> [Required work] Print every entry exactly as written.

> [Entries provided]
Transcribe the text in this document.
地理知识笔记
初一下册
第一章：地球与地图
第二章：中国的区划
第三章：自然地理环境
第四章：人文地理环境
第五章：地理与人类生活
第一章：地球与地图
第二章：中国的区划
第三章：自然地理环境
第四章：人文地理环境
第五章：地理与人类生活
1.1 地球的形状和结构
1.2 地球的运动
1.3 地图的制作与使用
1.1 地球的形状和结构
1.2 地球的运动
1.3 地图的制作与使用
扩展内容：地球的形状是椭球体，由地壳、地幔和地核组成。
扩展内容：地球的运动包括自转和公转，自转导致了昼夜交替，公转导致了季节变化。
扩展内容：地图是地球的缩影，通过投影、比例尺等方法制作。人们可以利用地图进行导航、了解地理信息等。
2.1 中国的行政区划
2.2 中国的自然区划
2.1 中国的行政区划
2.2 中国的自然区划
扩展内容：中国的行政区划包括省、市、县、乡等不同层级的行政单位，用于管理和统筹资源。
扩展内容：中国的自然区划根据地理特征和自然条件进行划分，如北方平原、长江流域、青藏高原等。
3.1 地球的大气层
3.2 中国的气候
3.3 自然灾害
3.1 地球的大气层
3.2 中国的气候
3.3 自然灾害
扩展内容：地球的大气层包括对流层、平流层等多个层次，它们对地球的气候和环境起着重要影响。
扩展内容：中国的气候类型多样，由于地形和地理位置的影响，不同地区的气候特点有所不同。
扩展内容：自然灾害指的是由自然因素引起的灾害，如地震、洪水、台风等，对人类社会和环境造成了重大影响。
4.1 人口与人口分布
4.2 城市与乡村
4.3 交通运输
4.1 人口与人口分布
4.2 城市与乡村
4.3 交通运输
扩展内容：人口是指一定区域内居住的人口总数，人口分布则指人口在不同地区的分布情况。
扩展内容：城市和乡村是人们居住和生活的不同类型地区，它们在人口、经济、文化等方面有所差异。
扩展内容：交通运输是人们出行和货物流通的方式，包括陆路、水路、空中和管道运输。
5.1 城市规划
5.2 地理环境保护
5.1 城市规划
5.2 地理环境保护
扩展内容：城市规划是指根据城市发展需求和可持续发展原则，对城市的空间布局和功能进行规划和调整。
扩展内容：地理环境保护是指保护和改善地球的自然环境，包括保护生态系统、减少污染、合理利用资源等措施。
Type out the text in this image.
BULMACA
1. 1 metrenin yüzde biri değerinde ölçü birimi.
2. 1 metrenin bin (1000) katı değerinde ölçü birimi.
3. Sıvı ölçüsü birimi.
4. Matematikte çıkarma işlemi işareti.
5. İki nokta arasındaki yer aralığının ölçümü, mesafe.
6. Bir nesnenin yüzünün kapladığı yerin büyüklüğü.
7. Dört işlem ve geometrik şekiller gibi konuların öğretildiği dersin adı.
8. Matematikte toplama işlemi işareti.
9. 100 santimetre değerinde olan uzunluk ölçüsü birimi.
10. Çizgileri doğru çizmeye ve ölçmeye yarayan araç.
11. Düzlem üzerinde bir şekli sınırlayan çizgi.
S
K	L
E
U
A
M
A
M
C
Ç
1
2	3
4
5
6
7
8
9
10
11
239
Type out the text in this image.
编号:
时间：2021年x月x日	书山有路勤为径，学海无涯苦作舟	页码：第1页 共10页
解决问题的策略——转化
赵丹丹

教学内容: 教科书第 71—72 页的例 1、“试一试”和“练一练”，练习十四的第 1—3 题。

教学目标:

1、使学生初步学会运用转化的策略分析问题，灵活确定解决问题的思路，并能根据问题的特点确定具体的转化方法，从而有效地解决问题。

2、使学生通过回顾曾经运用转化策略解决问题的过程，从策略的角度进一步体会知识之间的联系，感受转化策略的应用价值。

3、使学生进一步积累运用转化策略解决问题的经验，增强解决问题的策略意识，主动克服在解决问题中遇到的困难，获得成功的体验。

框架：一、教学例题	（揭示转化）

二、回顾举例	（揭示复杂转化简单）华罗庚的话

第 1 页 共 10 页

> [Response]
Transcribe the text in this document.
地理知识笔记
初一下册
第一章：地球与地图
第二章：中国的区划
第三章：自然地理环境
第四章：人文地理环境
第五章：地理与人类生活
第一章：地球与地图
第二章：中国的区划
第三章：自然地理环境
第四章：人文地理环境
第五章：地理与人类生活
1.1 地球的形状和结构
1.2 地球的运动
1.3 地图的制作与使用
1.1 地球的形状和结构
1.2 地球的运动
1.3 地图的制作与使用
扩展内容：地球的形状是椭球体，由地壳、地幔和地核组成。
扩展内容：地球的运动包括自转和公转，自转导致了昼夜交替，公转导致了季节变化。
扩展内容：地图是地球的缩影，通过投影、比例尺等方法制作。人们可以利用地图进行导航、了解地理信息等。
2.1 中国的行政区划
2.2 中国的自然区划
2.1 中国的行政区划
2.2 中国的自然区划
扩展内容：中国的行政区划包括省、市、县、乡等不同层级的行政单位，用于管理和统筹资源。
扩展内容：中国的自然区划根据地理特征和自然条件进行划分，如北方平原、长江流域、青藏高原等。
3.1 地球的大气层
3.2 中国的气候
3.3 自然灾害
3.1 地球的大气层
3.2 中国的气候
3.3 自然灾害
扩展内容：地球的大气层包括对流层、平流层等多个层次，它们对地球的气候和环境起着重要影响。
扩展内容：中国的气候类型多样，由于地形和地理位置的影响，不同地区的气候特点有所不同。
扩展内容：自然灾害指的是由自然因素引起的灾害，如地震、洪水、台风等，对人类社会和环境造成了重大影响。
4.1 人口与人口分布
4.2 城市与乡村
4.3 交通运输
4.1 人口与人口分布
4.2 城市与乡村
4.3 交通运输
扩展内容：人口是指一定区域内居住的人口总数，人口分布则指人口在不同地区的分布情况。
扩展内容：城市和乡村是人们居住和生活的不同类型地区，它们在人口、经济、文化等方面有所差异。
扩展内容：交通运输是人们出行和货物流通的方式，包括陆路、水路、空中和管道运输。
5.1 城市规划
5.2 地理环境保护
5.1 城市规划
5.2 地理环境保护
扩展内容：城市规划是指根据城市发展需求和可持续发展原则，对城市的空间布局和功能进行规划和调整。
扩展内容：地理环境保护是指保护和改善地球的自然环境，包括保护生态系统、减少污染、合理利用资源等措施。
Type out the text in this image.
BULMACA
1. 1 metrenin yüzde biri değerinde ölçü birimi.
2. 1 metrenin bin (1000) katı değerinde ölçü birimi.
3. Sıvı ölçüsü birimi.
4. Matematikte çıkarma işlemi işareti.
5. İki nokta arasındaki yer aralığının ölçümü, mesafe.
6. Bir nesnenin yüzünün kapladığı yerin büyüklüğü.
7. Dört işlem ve geometrik şekiller gibi konuların öğretildiği dersin adı.
8. Matematikte toplama işlemi işareti.
9. 100 santimetre değerinde olan uzunluk ölçüsü birimi.
10. Çizgileri doğru çizmeye ve ölçmeye yarayan araç.
11. Düzlem üzerinde bir şekli sınırlayan çizgi.
S
K	L
E
U
A
M
A
M
C
Ç
1
2	3
4
5
6
7
8
9
10
11
239
Type out the text in this image.
编号:
时间：2021年x月x日	书山有路勤为径，学海无涯苦作舟	页码：第1页 共10页
解决问题的策略——转化
赵丹丹

教学内容: 教科书第 71—72 页的例 1、“试一试”和“练一练”，练习十四的第 1—3 题。

教学目标:

1、使学生初步学会运用转化的策略分析问题，灵活确定解决问题的思路，并能根据问题的特点确定具体的转化方法，从而有效地解决问题。

2、使学生通过回顾曾经运用转化策略解决问题的过程，从策略的角度进一步体会知识之间的联系，感受转化策略的应用价值。

3、使学生进一步积累运用转化策略解决问题的经验，增强解决问题的策略意识，主动克服在解决问题中遇到的困难，获得成功的体验。

框架：一、教学例题	（揭示转化）

二、回顾举例	（揭示复杂转化简单）华罗庚的话

第 1 页 共 10 页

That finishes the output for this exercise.